The records below are to be repeated in full, exactly as they are.

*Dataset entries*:
::::::

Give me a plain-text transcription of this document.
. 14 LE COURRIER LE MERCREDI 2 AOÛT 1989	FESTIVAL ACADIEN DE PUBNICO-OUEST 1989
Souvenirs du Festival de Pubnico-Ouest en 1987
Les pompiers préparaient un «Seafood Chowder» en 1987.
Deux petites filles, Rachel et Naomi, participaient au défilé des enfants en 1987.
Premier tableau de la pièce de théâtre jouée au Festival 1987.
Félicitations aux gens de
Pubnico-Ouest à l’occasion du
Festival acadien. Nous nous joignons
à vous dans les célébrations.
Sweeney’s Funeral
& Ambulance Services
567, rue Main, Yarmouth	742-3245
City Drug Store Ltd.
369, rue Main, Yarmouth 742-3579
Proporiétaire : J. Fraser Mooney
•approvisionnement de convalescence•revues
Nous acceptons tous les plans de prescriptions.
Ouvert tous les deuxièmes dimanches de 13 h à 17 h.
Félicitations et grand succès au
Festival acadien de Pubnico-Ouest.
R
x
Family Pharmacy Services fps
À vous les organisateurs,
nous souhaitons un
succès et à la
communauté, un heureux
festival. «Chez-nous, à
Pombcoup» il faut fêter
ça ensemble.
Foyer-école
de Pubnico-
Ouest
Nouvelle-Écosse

::::::

*Reply*:
Give me a plain-text transcription of this document.
. 14 LE COURRIER LE MERCREDI 2 AOÛT 1989	FESTIVAL ACADIEN DE PUBNICO-OUEST 1989
Souvenirs du Festival de Pubnico-Ouest en 1987
Les pompiers préparaient un «Seafood Chowder» en 1987.
Deux petites filles, Rachel et Naomi, participaient au défilé des enfants en 1987.
Premier tableau de la pièce de théâtre jouée au Festival 1987.
Félicitations aux gens de
Pubnico-Ouest à l’occasion du
Festival acadien. Nous nous joignons
à vous dans les célébrations.
Sweeney’s Funeral
& Ambulance Services
567, rue Main, Yarmouth	742-3245
City Drug Store Ltd.
369, rue Main, Yarmouth 742-3579
Proporiétaire : J. Fraser Mooney
•approvisionnement de convalescence•revues
Nous acceptons tous les plans de prescriptions.
Ouvert tous les deuxièmes dimanches de 13 h à 17 h.
Félicitations et grand succès au
Festival acadien de Pubnico-Ouest.
R
x
Family Pharmacy Services fps
À vous les organisateurs,
nous souhaitons un
succès et à la
communauté, un heureux
festival. «Chez-nous, à
Pombcoup» il faut fêter
ça ensemble.
Foyer-école
de Pubnico-
Ouest
Nouvelle-Écosse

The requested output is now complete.